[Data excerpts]
+-------+
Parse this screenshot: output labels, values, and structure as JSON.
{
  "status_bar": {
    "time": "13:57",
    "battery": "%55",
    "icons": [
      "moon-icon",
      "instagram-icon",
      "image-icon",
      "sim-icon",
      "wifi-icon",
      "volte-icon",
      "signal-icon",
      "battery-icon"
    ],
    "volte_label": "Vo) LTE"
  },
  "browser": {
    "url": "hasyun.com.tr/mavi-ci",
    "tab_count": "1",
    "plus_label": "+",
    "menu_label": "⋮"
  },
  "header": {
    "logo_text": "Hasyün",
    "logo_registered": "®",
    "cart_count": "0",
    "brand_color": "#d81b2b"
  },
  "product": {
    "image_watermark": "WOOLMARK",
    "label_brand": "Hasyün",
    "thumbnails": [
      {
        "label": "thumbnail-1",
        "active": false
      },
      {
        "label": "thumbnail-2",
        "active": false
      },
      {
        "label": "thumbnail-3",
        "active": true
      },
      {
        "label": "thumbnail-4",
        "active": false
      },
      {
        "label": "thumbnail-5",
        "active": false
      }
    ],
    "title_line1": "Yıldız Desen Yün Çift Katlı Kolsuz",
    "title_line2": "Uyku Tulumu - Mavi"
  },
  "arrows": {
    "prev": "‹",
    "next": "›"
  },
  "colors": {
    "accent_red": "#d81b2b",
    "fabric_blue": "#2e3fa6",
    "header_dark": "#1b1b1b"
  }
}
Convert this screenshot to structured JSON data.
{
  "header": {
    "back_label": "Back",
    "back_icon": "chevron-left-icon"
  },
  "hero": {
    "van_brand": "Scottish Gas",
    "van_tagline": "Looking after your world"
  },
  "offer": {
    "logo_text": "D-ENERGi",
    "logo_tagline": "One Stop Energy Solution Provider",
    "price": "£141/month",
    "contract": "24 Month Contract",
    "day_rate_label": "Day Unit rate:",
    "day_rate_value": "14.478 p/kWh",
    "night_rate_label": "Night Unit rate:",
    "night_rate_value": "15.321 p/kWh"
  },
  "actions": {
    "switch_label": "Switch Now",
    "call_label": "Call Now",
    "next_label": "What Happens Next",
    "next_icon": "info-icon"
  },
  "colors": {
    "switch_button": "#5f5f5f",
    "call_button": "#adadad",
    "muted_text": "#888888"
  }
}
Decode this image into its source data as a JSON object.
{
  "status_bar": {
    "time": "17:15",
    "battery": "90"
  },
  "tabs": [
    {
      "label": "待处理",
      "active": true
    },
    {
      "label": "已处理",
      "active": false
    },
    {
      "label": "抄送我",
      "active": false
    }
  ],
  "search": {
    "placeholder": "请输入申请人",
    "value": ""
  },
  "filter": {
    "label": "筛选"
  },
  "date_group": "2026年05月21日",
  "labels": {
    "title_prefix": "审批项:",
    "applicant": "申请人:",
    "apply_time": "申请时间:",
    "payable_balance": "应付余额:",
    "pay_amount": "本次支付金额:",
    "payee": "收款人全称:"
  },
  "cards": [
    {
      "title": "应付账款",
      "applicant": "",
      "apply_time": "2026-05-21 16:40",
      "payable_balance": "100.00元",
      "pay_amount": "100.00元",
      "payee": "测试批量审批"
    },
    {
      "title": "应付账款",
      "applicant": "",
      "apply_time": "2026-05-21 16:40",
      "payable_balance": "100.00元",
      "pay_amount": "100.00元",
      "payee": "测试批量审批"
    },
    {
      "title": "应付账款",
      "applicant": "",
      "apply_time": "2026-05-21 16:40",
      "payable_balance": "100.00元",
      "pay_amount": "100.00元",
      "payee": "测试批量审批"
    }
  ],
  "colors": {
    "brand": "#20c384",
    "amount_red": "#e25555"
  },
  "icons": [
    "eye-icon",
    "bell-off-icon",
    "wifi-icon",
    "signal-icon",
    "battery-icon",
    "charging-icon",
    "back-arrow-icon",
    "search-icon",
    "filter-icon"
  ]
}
+-------+
> **Given request**:
The lines above should be duplicated exactly.

> **Written solution**:
Parse this screenshot: output labels, values, and structure as JSON.
{
  "status_bar": {
    "time": "13:57",
    "battery": "%55",
    "icons": [
      "moon-icon",
      "instagram-icon",
      "image-icon",
      "sim-icon",
      "wifi-icon",
      "volte-icon",
      "signal-icon",
      "battery-icon"
    ],
    "volte_label": "Vo) LTE"
  },
  "browser": {
    "url": "hasyun.com.tr/mavi-ci",
    "tab_count": "1",
    "plus_label": "+",
    "menu_label": "⋮"
  },
  "header": {
    "logo_text": "Hasyün",
    "logo_registered": "®",
    "cart_count": "0",
    "brand_color": "#d81b2b"
  },
  "product": {
    "image_watermark": "WOOLMARK",
    "label_brand": "Hasyün",
    "thumbnails": [
      {
        "label": "thumbnail-1",
        "active": false
      },
      {
        "label": "thumbnail-2",
        "active": false
      },
      {
        "label": "thumbnail-3",
        "active": true
      },
      {
        "label": "thumbnail-4",
        "active": false
      },
      {
        "label": "thumbnail-5",
        "active": false
      }
    ],
    "title_line1": "Yıldız Desen Yün Çift Katlı Kolsuz",
    "title_line2": "Uyku Tulumu - Mavi"
  },
  "arrows": {
    "prev": "‹",
    "next": "›"
  },
  "colors": {
    "accent_red": "#d81b2b",
    "fabric_blue": "#2e3fa6",
    "header_dark": "#1b1b1b"
  }
}
Convert this screenshot to structured JSON data.
{
  "header": {
    "back_label": "Back",
    "back_icon": "chevron-left-icon"
  },
  "hero": {
    "van_brand": "Scottish Gas",
    "van_tagline": "Looking after your world"
  },
  "offer": {
    "logo_text": "D-ENERGi",
    "logo_tagline": "One Stop Energy Solution Provider",
    "price": "£141/month",
    "contract": "24 Month Contract",
    "day_rate_label": "Day Unit rate:",
    "day_rate_value": "14.478 p/kWh",
    "night_rate_label": "Night Unit rate:",
    "night_rate_value": "15.321 p/kWh"
  },
  "actions": {
    "switch_label": "Switch Now",
    "call_label": "Call Now",
    "next_label": "What Happens Next",
    "next_icon": "info-icon"
  },
  "colors": {
    "switch_button": "#5f5f5f",
    "call_button": "#adadad",
    "muted_text": "#888888"
  }
}
Decode this image into its source data as a JSON object.
{
  "status_bar": {
    "time": "17:15",
    "battery": "90"
  },
  "tabs": [
    {
      "label": "待处理",
      "active": true
    },
    {
      "label": "已处理",
      "active": false
    },
    {
      "label": "抄送我",
      "active": false
    }
  ],
  "search": {
    "placeholder": "请输入申请人",
    "value": ""
  },
  "filter": {
    "label": "筛选"
  },
  "date_group": "2026年05月21日",
  "labels": {
    "title_prefix": "审批项:",
    "applicant": "申请人:",
    "apply_time": "申请时间:",
    "payable_balance": "应付余额:",
    "pay_amount": "本次支付金额:",
    "payee": "收款人全称:"
  },
  "cards": [
    {
      "title": "应付账款",
      "applicant": "",
      "apply_time": "2026-05-21 16:40",
      "payable_balance": "100.00元",
      "pay_amount": "100.00元",
      "payee": "测试批量审批"
    },
    {
      "title": "应付账款",
      "applicant": "",
      "apply_time": "2026-05-21 16:40",
      "payable_balance": "100.00元",
      "pay_amount": "100.00元",
      "payee": "测试批量审批"
    },
    {
      "title": "应付账款",
      "applicant": "",
      "apply_time": "2026-05-21 16:40",
      "payable_balance": "100.00元",
      "pay_amount": "100.00元",
      "payee": "测试批量审批"
    }
  ],
  "colors": {
    "brand": "#20c384",
    "amount_red": "#e25555"
  },
  "icons": [
    "eye-icon",
    "bell-off-icon",
    "wifi-icon",
    "signal-icon",
    "battery-icon",
    "charging-icon",
    "back-arrow-icon",
    "search-icon",
    "filter-icon"
  ]
}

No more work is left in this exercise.